The task >>
In the listing below, identify each line with the word "JSON" and return those lines.

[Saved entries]
* start *

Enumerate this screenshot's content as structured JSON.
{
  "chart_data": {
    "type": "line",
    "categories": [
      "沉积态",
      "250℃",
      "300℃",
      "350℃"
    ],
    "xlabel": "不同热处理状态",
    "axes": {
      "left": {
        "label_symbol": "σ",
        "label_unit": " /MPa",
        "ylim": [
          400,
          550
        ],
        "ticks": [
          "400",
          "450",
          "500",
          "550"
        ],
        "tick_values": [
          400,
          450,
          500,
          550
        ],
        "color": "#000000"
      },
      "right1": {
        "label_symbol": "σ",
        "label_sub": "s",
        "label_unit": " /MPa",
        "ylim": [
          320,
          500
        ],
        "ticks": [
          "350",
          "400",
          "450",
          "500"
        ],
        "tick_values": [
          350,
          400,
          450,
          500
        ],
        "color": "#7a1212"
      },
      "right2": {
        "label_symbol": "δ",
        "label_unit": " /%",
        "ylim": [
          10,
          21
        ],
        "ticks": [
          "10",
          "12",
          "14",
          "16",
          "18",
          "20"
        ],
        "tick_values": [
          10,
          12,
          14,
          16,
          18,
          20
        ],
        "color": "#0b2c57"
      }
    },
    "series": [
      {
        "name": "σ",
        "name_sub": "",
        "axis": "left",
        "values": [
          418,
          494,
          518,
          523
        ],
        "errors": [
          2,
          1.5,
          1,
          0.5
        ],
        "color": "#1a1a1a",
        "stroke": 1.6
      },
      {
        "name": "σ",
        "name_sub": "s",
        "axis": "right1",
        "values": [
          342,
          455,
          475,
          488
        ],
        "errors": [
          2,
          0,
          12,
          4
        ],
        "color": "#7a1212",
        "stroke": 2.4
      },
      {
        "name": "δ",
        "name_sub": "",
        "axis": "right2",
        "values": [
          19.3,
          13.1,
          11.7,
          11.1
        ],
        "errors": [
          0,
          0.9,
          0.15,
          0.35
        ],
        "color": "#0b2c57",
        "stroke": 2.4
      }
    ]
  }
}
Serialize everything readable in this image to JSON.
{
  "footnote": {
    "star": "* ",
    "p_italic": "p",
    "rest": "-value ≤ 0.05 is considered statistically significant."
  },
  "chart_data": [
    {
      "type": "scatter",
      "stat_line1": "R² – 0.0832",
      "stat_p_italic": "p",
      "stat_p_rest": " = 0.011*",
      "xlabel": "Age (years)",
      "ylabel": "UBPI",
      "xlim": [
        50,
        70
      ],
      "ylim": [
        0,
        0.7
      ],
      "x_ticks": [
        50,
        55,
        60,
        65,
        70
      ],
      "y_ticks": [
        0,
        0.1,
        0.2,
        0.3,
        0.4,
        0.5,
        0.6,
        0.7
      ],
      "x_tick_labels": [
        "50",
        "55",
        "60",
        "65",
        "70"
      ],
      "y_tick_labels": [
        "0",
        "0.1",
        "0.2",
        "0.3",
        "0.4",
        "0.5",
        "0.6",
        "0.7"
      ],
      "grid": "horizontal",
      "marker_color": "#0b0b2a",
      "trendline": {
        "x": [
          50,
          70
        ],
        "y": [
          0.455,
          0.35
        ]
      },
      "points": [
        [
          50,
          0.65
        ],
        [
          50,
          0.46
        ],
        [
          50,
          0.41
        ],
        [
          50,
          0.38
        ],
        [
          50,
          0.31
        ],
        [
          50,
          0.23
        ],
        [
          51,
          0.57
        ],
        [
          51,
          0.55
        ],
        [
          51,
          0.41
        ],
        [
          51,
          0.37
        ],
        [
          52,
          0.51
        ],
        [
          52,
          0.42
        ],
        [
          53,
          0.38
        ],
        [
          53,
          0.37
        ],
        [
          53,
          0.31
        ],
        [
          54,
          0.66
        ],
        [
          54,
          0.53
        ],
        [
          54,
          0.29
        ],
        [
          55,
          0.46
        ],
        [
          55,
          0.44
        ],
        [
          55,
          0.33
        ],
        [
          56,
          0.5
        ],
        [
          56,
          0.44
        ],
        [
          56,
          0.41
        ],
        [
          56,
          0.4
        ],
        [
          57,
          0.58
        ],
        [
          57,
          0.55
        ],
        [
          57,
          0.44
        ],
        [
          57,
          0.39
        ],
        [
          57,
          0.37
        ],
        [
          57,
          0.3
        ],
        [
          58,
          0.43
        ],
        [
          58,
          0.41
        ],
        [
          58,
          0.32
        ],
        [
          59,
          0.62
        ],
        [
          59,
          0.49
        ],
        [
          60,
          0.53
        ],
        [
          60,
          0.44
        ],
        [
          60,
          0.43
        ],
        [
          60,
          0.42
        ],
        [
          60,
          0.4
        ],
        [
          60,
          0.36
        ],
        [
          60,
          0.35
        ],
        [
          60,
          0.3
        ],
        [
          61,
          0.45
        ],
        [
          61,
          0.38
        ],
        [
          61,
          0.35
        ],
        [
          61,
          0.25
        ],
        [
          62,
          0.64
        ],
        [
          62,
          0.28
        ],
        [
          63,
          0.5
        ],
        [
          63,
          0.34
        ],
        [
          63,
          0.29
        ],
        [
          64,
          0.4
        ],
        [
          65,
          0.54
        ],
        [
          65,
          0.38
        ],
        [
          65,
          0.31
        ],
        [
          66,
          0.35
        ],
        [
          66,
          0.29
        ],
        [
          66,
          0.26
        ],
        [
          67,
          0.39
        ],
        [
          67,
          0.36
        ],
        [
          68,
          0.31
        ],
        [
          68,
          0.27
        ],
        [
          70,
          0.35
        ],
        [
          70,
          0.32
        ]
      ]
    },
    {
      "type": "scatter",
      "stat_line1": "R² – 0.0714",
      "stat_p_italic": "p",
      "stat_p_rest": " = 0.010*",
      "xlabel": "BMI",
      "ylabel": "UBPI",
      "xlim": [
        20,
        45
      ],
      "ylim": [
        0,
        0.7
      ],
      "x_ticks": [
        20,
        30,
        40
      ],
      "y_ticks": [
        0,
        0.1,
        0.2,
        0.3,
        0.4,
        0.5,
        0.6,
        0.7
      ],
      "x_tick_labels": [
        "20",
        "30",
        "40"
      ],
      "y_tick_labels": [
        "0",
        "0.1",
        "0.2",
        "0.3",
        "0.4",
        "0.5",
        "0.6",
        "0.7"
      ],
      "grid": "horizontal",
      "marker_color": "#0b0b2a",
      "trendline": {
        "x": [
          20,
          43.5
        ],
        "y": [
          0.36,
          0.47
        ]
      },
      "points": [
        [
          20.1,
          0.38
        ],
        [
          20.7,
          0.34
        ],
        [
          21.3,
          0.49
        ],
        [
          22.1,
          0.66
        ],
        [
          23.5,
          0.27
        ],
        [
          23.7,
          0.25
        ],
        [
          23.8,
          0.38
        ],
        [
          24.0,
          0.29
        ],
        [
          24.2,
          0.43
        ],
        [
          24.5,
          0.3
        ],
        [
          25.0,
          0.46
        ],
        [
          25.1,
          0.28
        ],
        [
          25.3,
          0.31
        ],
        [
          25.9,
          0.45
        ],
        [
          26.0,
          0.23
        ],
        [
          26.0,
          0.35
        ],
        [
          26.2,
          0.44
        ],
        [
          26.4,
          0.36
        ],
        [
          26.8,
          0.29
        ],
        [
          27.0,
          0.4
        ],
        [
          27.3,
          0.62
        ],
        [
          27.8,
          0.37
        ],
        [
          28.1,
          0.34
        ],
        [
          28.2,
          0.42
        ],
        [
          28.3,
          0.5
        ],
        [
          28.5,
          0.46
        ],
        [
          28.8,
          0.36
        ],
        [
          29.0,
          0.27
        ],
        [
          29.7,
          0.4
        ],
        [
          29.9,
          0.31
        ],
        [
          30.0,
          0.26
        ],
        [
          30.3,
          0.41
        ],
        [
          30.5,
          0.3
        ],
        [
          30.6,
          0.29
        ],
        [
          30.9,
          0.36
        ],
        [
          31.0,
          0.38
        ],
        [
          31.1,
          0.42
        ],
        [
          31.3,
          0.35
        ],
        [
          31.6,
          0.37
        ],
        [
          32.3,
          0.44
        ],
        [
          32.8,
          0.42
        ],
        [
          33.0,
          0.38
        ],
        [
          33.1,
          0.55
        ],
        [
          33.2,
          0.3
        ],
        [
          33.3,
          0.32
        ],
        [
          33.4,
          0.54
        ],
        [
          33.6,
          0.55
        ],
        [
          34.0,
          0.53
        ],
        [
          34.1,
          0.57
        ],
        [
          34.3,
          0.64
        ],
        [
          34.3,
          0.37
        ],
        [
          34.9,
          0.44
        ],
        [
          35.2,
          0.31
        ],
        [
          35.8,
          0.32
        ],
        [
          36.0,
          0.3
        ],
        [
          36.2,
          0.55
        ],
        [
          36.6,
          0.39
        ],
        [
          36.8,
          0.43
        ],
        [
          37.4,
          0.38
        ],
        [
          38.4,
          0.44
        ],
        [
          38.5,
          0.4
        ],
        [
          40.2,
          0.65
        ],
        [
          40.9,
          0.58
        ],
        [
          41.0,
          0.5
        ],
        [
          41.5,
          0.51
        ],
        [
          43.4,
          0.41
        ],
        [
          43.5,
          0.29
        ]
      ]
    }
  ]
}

* end *

Worked answer >>
Enumerate this screenshot's content as structured JSON.
Serialize everything readable in this image to JSON.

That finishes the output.